Set exercise: Retype the records that come next, word for word.

Record extracts:
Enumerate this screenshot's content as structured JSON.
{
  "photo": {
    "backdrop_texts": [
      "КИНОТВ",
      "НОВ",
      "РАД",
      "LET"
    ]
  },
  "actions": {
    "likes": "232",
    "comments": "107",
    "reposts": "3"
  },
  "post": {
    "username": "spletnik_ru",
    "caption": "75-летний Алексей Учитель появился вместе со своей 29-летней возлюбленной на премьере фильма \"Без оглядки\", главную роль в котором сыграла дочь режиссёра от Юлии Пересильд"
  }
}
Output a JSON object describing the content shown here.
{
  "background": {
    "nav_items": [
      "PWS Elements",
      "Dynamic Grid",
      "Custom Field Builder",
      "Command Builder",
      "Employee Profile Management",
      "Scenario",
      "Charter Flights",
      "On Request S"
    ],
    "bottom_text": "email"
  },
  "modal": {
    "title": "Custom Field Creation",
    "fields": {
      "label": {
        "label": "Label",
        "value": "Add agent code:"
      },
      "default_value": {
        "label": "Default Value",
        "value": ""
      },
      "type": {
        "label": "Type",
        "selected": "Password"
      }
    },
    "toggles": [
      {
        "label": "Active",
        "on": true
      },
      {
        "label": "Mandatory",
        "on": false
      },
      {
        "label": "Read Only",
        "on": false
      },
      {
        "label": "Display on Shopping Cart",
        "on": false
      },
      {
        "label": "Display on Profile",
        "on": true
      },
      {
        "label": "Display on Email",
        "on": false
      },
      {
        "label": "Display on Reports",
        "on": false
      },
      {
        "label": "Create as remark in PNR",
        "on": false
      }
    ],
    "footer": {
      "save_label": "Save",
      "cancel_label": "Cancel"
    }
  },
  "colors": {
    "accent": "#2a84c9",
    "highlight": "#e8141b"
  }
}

Response for this exercise:
Enumerate this screenshot's content as structured JSON.
{
  "photo": {
    "backdrop_texts": [
      "КИНОТВ",
      "НОВ",
      "РАД",
      "LET"
    ]
  },
  "actions": {
    "likes": "232",
    "comments": "107",
    "reposts": "3"
  },
  "post": {
    "username": "spletnik_ru",
    "caption": "75-летний Алексей Учитель появился вместе со своей 29-летней возлюбленной на премьере фильма \"Без оглядки\", главную роль в котором сыграла дочь режиссёра от Юлии Пересильд"
  }
}
Output a JSON object describing the content shown here.
{
  "background": {
    "nav_items": [
      "PWS Elements",
      "Dynamic Grid",
      "Custom Field Builder",
      "Command Builder",
      "Employee Profile Management",
      "Scenario",
      "Charter Flights",
      "On Request S"
    ],
    "bottom_text": "email"
  },
  "modal": {
    "title": "Custom Field Creation",
    "fields": {
      "label": {
        "label": "Label",
        "value": "Add agent code:"
      },
      "default_value": {
        "label": "Default Value",
        "value": ""
      },
      "type": {
        "label": "Type",
        "selected": "Password"
      }
    },
    "toggles": [
      {
        "label": "Active",
        "on": true
      },
      {
        "label": "Mandatory",
        "on": false
      },
      {
        "label": "Read Only",
        "on": false
      },
      {
        "label": "Display on Shopping Cart",
        "on": false
      },
      {
        "label": "Display on Profile",
        "on": true
      },
      {
        "label": "Display on Email",
        "on": false
      },
      {
        "label": "Display on Reports",
        "on": false
      },
      {
        "label": "Create as remark in PNR",
        "on": false
      }
    ],
    "footer": {
      "save_label": "Save",
      "cancel_label": "Cancel"
    }
  },
  "colors": {
    "accent": "#2a84c9",
    "highlight": "#e8141b"
  }
}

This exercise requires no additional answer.